**Given task**
Each entry below should be returned exactly as is, with the pictures removed.

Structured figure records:

::::

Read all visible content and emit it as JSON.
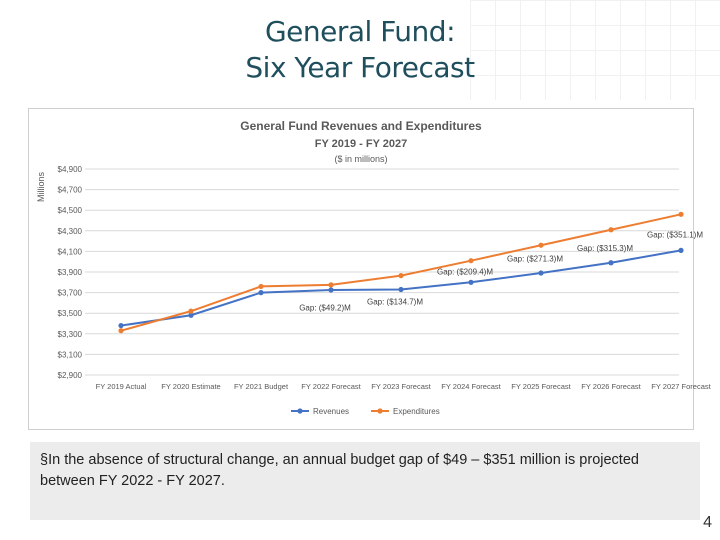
{
  "slide": {
    "title_line1": "General Fund:",
    "title_line2": "Six Year Forecast",
    "bullet_marker": "§",
    "bullet_text": "In the absence of structural change, an annual budget gap of $49 – $351 million is projected between FY 2022 - FY 2027.",
    "page_number": "4"
  },
  "chart_data": {
    "type": "line",
    "title": "General Fund Revenues and Expenditures",
    "subtitle": "FY 2019 - FY 2027",
    "subtitle2": "($ in millions)",
    "ylabel": "Millions",
    "xlabel": "",
    "ylim": [
      2900,
      4900
    ],
    "yticks": [
      2900,
      3100,
      3300,
      3500,
      3700,
      3900,
      4100,
      4300,
      4500,
      4700,
      4900
    ],
    "ytick_labels": [
      "$2,900",
      "$3,100",
      "$3,300",
      "$3,500",
      "$3,700",
      "$3,900",
      "$4,100",
      "$4,300",
      "$4,500",
      "$4,700",
      "$4,900"
    ],
    "categories": [
      "FY 2019 Actual",
      "FY 2020 Estimate",
      "FY 2021 Budget",
      "FY 2022 Forecast",
      "FY 2023 Forecast",
      "FY 2024 Forecast",
      "FY 2025 Forecast",
      "FY 2026 Forecast",
      "FY 2027 Forecast"
    ],
    "series": [
      {
        "name": "Revenues",
        "color": "#4472c4",
        "values": [
          3380,
          3480,
          3700,
          3725,
          3730,
          3800,
          3890,
          3990,
          4110
        ]
      },
      {
        "name": "Expenditures",
        "color": "#ed7d31",
        "values": [
          3330,
          3520,
          3760,
          3775,
          3865,
          4010,
          4160,
          4310,
          4460
        ]
      }
    ],
    "annotations": [
      {
        "text": "Gap: ($49.2)M",
        "category_index": 3,
        "value": 3525
      },
      {
        "text": "Gap: ($134.7)M",
        "category_index": 4,
        "value": 3585
      },
      {
        "text": "Gap: ($209.4)M",
        "category_index": 5,
        "value": 3875
      },
      {
        "text": "Gap: ($271.3)M",
        "category_index": 6,
        "value": 4000
      },
      {
        "text": "Gap: ($315.3)M",
        "category_index": 7,
        "value": 4105
      },
      {
        "text": "Gap: ($351.1)M",
        "category_index": 8,
        "value": 4235
      }
    ],
    "legend": "bottom-center",
    "grid": true
  }
}
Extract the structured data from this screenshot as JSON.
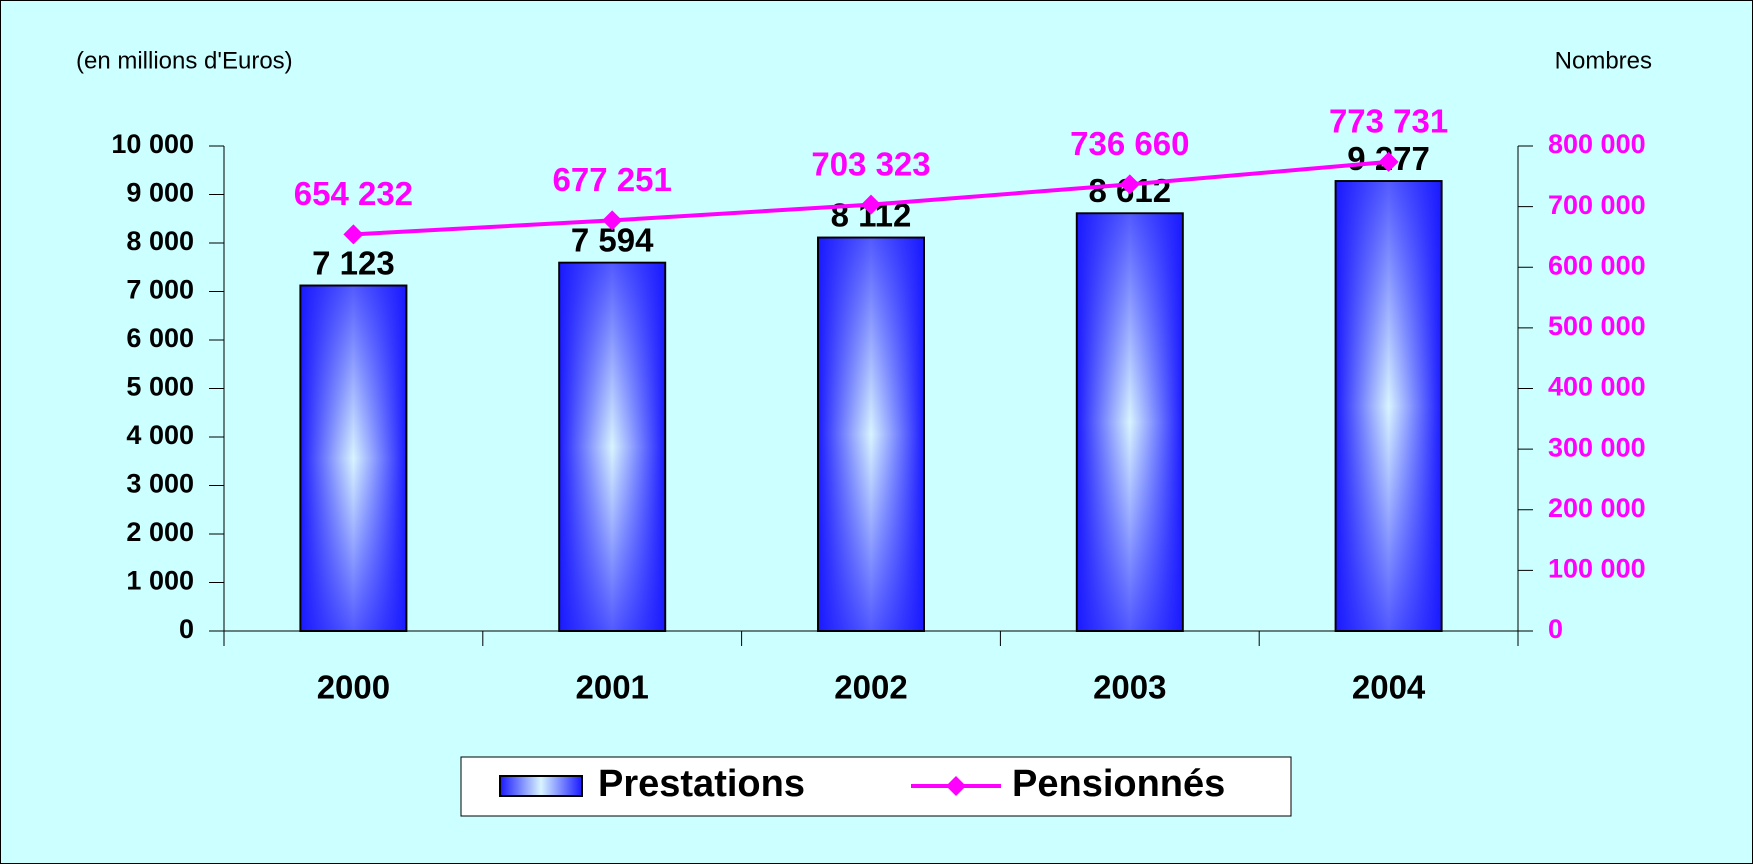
{
  "chart_data": {
    "type": "bar",
    "y_label": "(en millions d'Euros)",
    "y2_label": "Nombres",
    "categories": [
      "2000",
      "2001",
      "2002",
      "2003",
      "2004"
    ],
    "series": [
      {
        "name": "Prestations",
        "type": "bar",
        "color": "#1a1aff",
        "values": [
          7123,
          7594,
          8112,
          8612,
          9277
        ],
        "value_labels": [
          "7 123",
          "7 594",
          "8 112",
          "8 612",
          "9 277"
        ]
      },
      {
        "name": "Pensionnés",
        "type": "line",
        "axis": "y2",
        "color": "#ff00ff",
        "values": [
          654232,
          677251,
          703323,
          736660,
          773731
        ],
        "value_labels": [
          "654 232",
          "677 251",
          "703 323",
          "736 660",
          "773 731"
        ]
      }
    ],
    "ylim": [
      0,
      10000
    ],
    "yticks": [
      0,
      {
        "value": 1000,
        "label": "1 000"
      },
      {
        "value": 2000,
        "label": "2 000"
      },
      {
        "value": 3000,
        "label": "3 000"
      },
      {
        "value": 4000,
        "label": "4 000"
      },
      {
        "value": 5000,
        "label": "5 000"
      },
      {
        "value": 6000,
        "label": "6 000"
      },
      {
        "value": 7000,
        "label": "7 000"
      },
      {
        "value": 8000,
        "label": "8 000"
      },
      {
        "value": 9000,
        "label": "9 000"
      },
      {
        "value": 10000,
        "label": "10 000"
      }
    ],
    "y2lim": [
      0,
      800000
    ],
    "y2ticks": [
      0,
      {
        "value": 100000,
        "label": "100 000"
      },
      {
        "value": 200000,
        "label": "200 000"
      },
      {
        "value": 300000,
        "label": "300 000"
      },
      {
        "value": 400000,
        "label": "400 000"
      },
      {
        "value": 500000,
        "label": "500 000"
      },
      {
        "value": 600000,
        "label": "600 000"
      },
      {
        "value": 700000,
        "label": "700 000"
      },
      {
        "value": 800000,
        "label": "800 000"
      }
    ],
    "y2color": "#ff00ff",
    "background": "#ccffff"
  }
}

::::

**Solution to the exercise**
Read all visible content and emit it as JSON.
{
  "slide": {
    "title_line1": "General Fund:",
    "title_line2": "Six Year Forecast",
    "bullet_marker": "§",
    "bullet_text": "In the absence of structural change, an annual budget gap of $49 – $351 million is projected between FY 2022 - FY 2027.",
    "page_number": "4"
  },
  "chart_data": {
    "type": "line",
    "title": "General Fund Revenues and Expenditures",
    "subtitle": "FY 2019 - FY 2027",
    "subtitle2": "($ in millions)",
    "ylabel": "Millions",
    "xlabel": "",
    "ylim": [
      2900,
      4900
    ],
    "yticks": [
      2900,
      3100,
      3300,
      3500,
      3700,
      3900,
      4100,
      4300,
      4500,
      4700,
      4900
    ],
    "ytick_labels": [
      "$2,900",
      "$3,100",
      "$3,300",
      "$3,500",
      "$3,700",
      "$3,900",
      "$4,100",
      "$4,300",
      "$4,500",
      "$4,700",
      "$4,900"
    ],
    "categories": [
      "FY 2019 Actual",
      "FY 2020 Estimate",
      "FY 2021 Budget",
      "FY 2022 Forecast",
      "FY 2023 Forecast",
      "FY 2024 Forecast",
      "FY 2025 Forecast",
      "FY 2026 Forecast",
      "FY 2027 Forecast"
    ],
    "series": [
      {
        "name": "Revenues",
        "color": "#4472c4",
        "values": [
          3380,
          3480,
          3700,
          3725,
          3730,
          3800,
          3890,
          3990,
          4110
        ]
      },
      {
        "name": "Expenditures",
        "color": "#ed7d31",
        "values": [
          3330,
          3520,
          3760,
          3775,
          3865,
          4010,
          4160,
          4310,
          4460
        ]
      }
    ],
    "annotations": [
      {
        "text": "Gap: ($49.2)M",
        "category_index": 3,
        "value": 3525
      },
      {
        "text": "Gap: ($134.7)M",
        "category_index": 4,
        "value": 3585
      },
      {
        "text": "Gap: ($209.4)M",
        "category_index": 5,
        "value": 3875
      },
      {
        "text": "Gap: ($271.3)M",
        "category_index": 6,
        "value": 4000
      },
      {
        "text": "Gap: ($315.3)M",
        "category_index": 7,
        "value": 4105
      },
      {
        "text": "Gap: ($351.1)M",
        "category_index": 8,
        "value": 4235
      }
    ],
    "legend": "bottom-center",
    "grid": true
  }
}
Extract the structured data from this screenshot as JSON.
{
  "chart_data": {
    "type": "bar",
    "y_label": "(en millions d'Euros)",
    "y2_label": "Nombres",
    "categories": [
      "2000",
      "2001",
      "2002",
      "2003",
      "2004"
    ],
    "series": [
      {
        "name": "Prestations",
        "type": "bar",
        "color": "#1a1aff",
        "values": [
          7123,
          7594,
          8112,
          8612,
          9277
        ],
        "value_labels": [
          "7 123",
          "7 594",
          "8 112",
          "8 612",
          "9 277"
        ]
      },
      {
        "name": "Pensionnés",
        "type": "line",
        "axis": "y2",
        "color": "#ff00ff",
        "values": [
          654232,
          677251,
          703323,
          736660,
          773731
        ],
        "value_labels": [
          "654 232",
          "677 251",
          "703 323",
          "736 660",
          "773 731"
        ]
      }
    ],
    "ylim": [
      0,
      10000
    ],
    "yticks": [
      0,
      {
        "value": 1000,
        "label": "1 000"
      },
      {
        "value": 2000,
        "label": "2 000"
      },
      {
        "value": 3000,
        "label": "3 000"
      },
      {
        "value": 4000,
        "label": "4 000"
      },
      {
        "value": 5000,
        "label": "5 000"
      },
      {
        "value": 6000,
        "label": "6 000"
      },
      {
        "value": 7000,
        "label": "7 000"
      },
      {
        "value": 8000,
        "label": "8 000"
      },
      {
        "value": 9000,
        "label": "9 000"
      },
      {
        "value": 10000,
        "label": "10 000"
      }
    ],
    "y2lim": [
      0,
      800000
    ],
    "y2ticks": [
      0,
      {
        "value": 100000,
        "label": "100 000"
      },
      {
        "value": 200000,
        "label": "200 000"
      },
      {
        "value": 300000,
        "label": "300 000"
      },
      {
        "value": 400000,
        "label": "400 000"
      },
      {
        "value": 500000,
        "label": "500 000"
      },
      {
        "value": 600000,
        "label": "600 000"
      },
      {
        "value": 700000,
        "label": "700 000"
      },
      {
        "value": 800000,
        "label": "800 000"
      }
    ],
    "y2color": "#ff00ff",
    "background": "#ccffff"
  }
}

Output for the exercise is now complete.